▶ _Given task_: Identify the lines that contain the string "sudah", then copy each of them.
>> Start Source data
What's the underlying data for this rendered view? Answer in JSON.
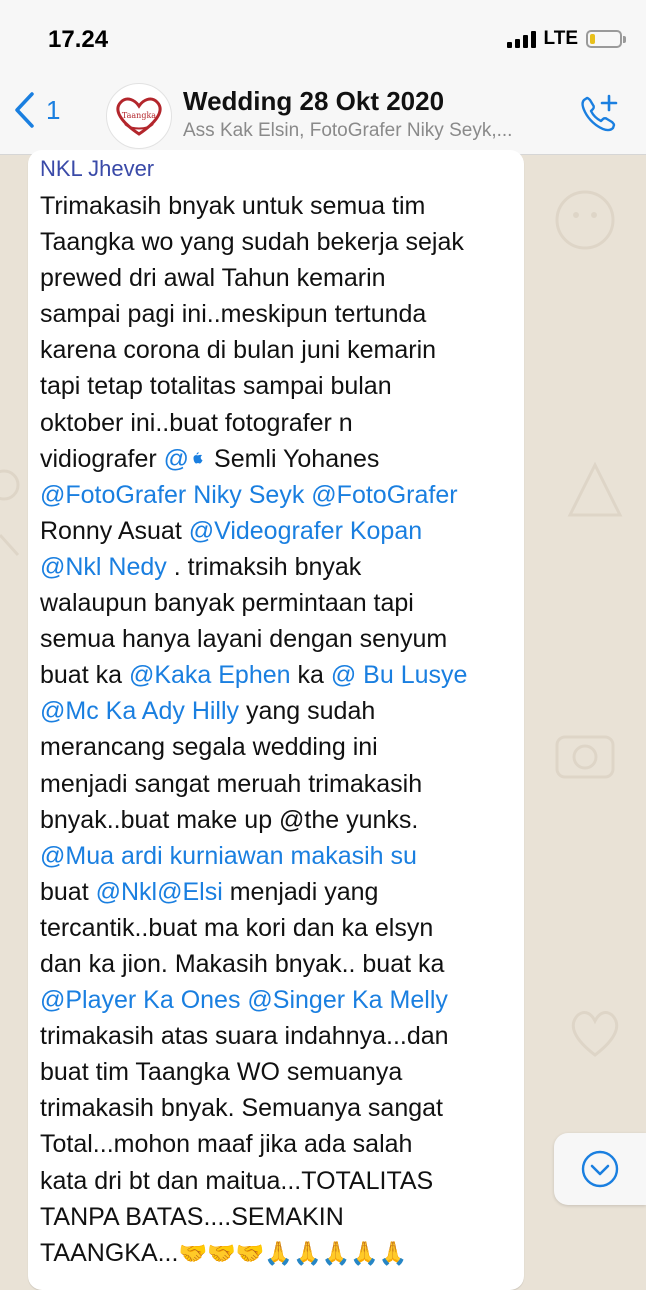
{
  "status": {
    "time": "17.24",
    "network": "LTE"
  },
  "header": {
    "back_count": "1",
    "avatar_text": "Taangka",
    "title": "Wedding 28 Okt 2020",
    "subtitle": "Ass Kak Elsin, FotoGrafer Niky Seyk,..."
  },
  "message": {
    "sender": "NKL Jhever",
    "lines": [
      [
        "Trimakasih bnyak untuk semua tim"
      ],
      [
        "Taangka wo yang sudah bekerja sejak"
      ],
      [
        "prewed dri awal Tahun kemarin"
      ],
      [
        "sampai pagi ini..meskipun tertunda"
      ],
      [
        "karena corona di bulan juni kemarin"
      ],
      [
        "tapi tetap totalitas sampai bulan"
      ],
      [
        "oktober ini..buat fotografer n"
      ],
      [
        "vidiografer ",
        "@",
        "Semli Yohanes"
      ],
      [
        "@FotoGrafer Niky Seyk",
        "  ",
        "@FotoGrafer"
      ],
      [
        "Ronny Asuat",
        " ",
        "@Videografer Kopan"
      ],
      [
        "@Nkl Nedy",
        " . trimaksih bnyak"
      ],
      [
        "walaupun banyak permintaan tapi"
      ],
      [
        "semua hanya layani dengan senyum"
      ],
      [
        "buat ka ",
        "@Kaka Ephen",
        " ka ",
        "@ Bu Lusye"
      ],
      [
        "@Mc Ka Ady Hilly",
        "  yang sudah"
      ],
      [
        "merancang segala wedding ini"
      ],
      [
        "menjadi sangat meruah trimakasih"
      ],
      [
        "bnyak..buat make up @the yunks."
      ],
      [
        "@Mua ardi kurniawan makasih su"
      ],
      [
        "buat ",
        "@Nkl@Elsi",
        " menjadi yang"
      ],
      [
        "tercantik..buat ma kori dan ka elsyn"
      ],
      [
        "dan ka jion. Makasih bnyak.. buat ka"
      ],
      [
        "@Player Ka Ones",
        " ",
        "@Singer Ka Melly"
      ],
      [
        "trimakasih atas suara indahnya...dan"
      ],
      [
        "buat tim Taangka WO semuanya"
      ],
      [
        "trimakasih bnyak. Semuanya sangat"
      ],
      [
        "Total...mohon maaf jika ada salah"
      ],
      [
        "kata dri bt dan maitua...TOTALITAS"
      ],
      [
        "TANPA BATAS....SEMAKIN"
      ],
      [
        "TAANGKA...",
        "🤝🤝🤝🙏🙏🙏🙏🙏"
      ]
    ]
  },
  "colors": {
    "accent": "#1a7fe0",
    "sender": "#3a4aa8",
    "chat_bg": "#e9e2d6"
  },
  "icons": [
    "back-chevron-icon",
    "apple-icon",
    "add-call-icon",
    "chevron-down-icon"
  ]
}
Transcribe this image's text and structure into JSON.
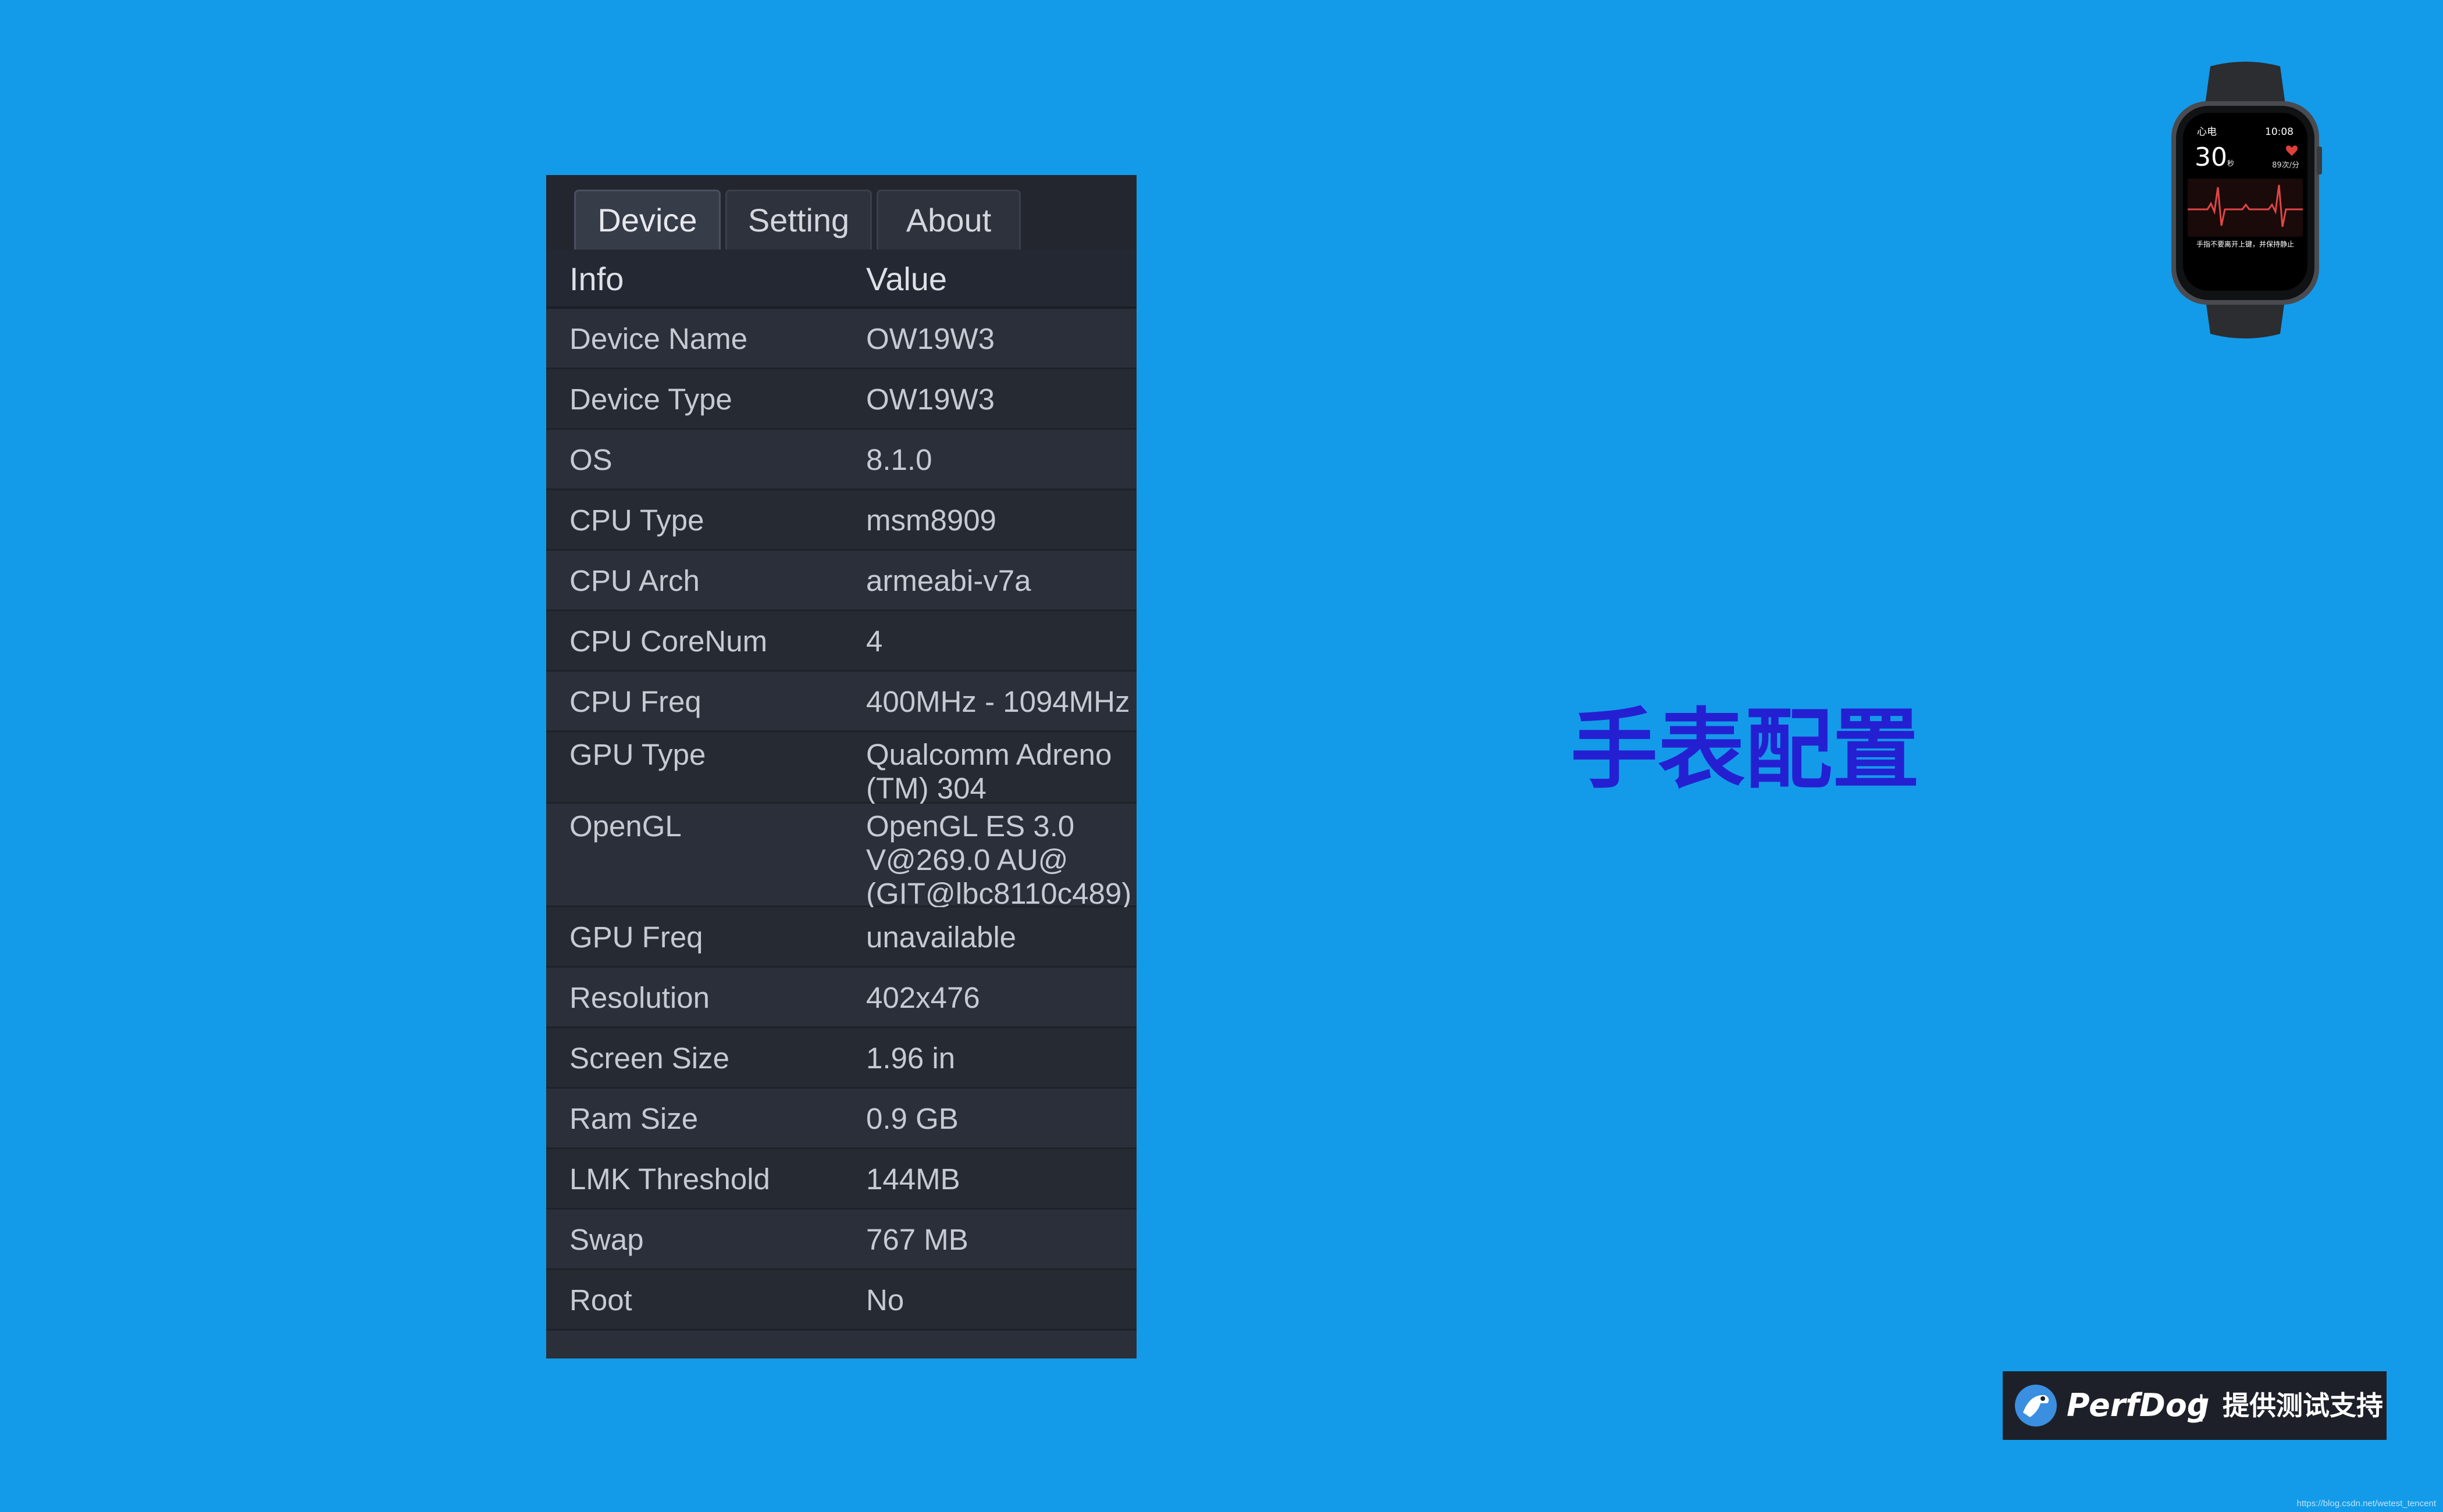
{
  "tabs": [
    {
      "label": "Device",
      "active": true
    },
    {
      "label": "Setting",
      "active": false
    },
    {
      "label": "About",
      "active": false
    }
  ],
  "table": {
    "headers": [
      "Info",
      "Value"
    ],
    "rows": [
      {
        "key": "Device Name",
        "value": "OW19W3"
      },
      {
        "key": "Device Type",
        "value": "OW19W3"
      },
      {
        "key": "OS",
        "value": "8.1.0"
      },
      {
        "key": "CPU Type",
        "value": "msm8909"
      },
      {
        "key": "CPU Arch",
        "value": "armeabi-v7a"
      },
      {
        "key": "CPU CoreNum",
        "value": "4"
      },
      {
        "key": "CPU Freq",
        "value": "400MHz - 1094MHz"
      },
      {
        "key": "GPU Type",
        "value": "Qualcomm Adreno (TM) 304"
      },
      {
        "key": "OpenGL",
        "value": "OpenGL ES 3.0 V@269.0 AU@ (GIT@lbc8110c489)"
      },
      {
        "key": "GPU Freq",
        "value": "unavailable"
      },
      {
        "key": "Resolution",
        "value": "402x476"
      },
      {
        "key": "Screen Size",
        "value": "1.96 in"
      },
      {
        "key": "Ram Size",
        "value": "0.9 GB"
      },
      {
        "key": "LMK Threshold",
        "value": "144MB"
      },
      {
        "key": "Swap",
        "value": "767 MB"
      },
      {
        "key": "Root",
        "value": "No"
      }
    ]
  },
  "title": "手表配置",
  "watch": {
    "label": "心电",
    "time": "10:08",
    "seconds": "30",
    "seconds_unit": "秒",
    "heart_rate": "89次/分",
    "hint": "手指不要离开上键，并保持静止"
  },
  "badge": {
    "brand": "PerfDog",
    "separator": "|",
    "text": "提供测试支持"
  },
  "footer_url": "https://blog.csdn.net/wetest_tencent",
  "colors": {
    "background": "#139be9",
    "panel": "#262a34",
    "title": "#2420d2",
    "badge": "#1e2029"
  }
}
>> End Source data
▶ _Written solution_:
        "Taangka wo yang sudah bekerja sejak"
        "  yang sudah"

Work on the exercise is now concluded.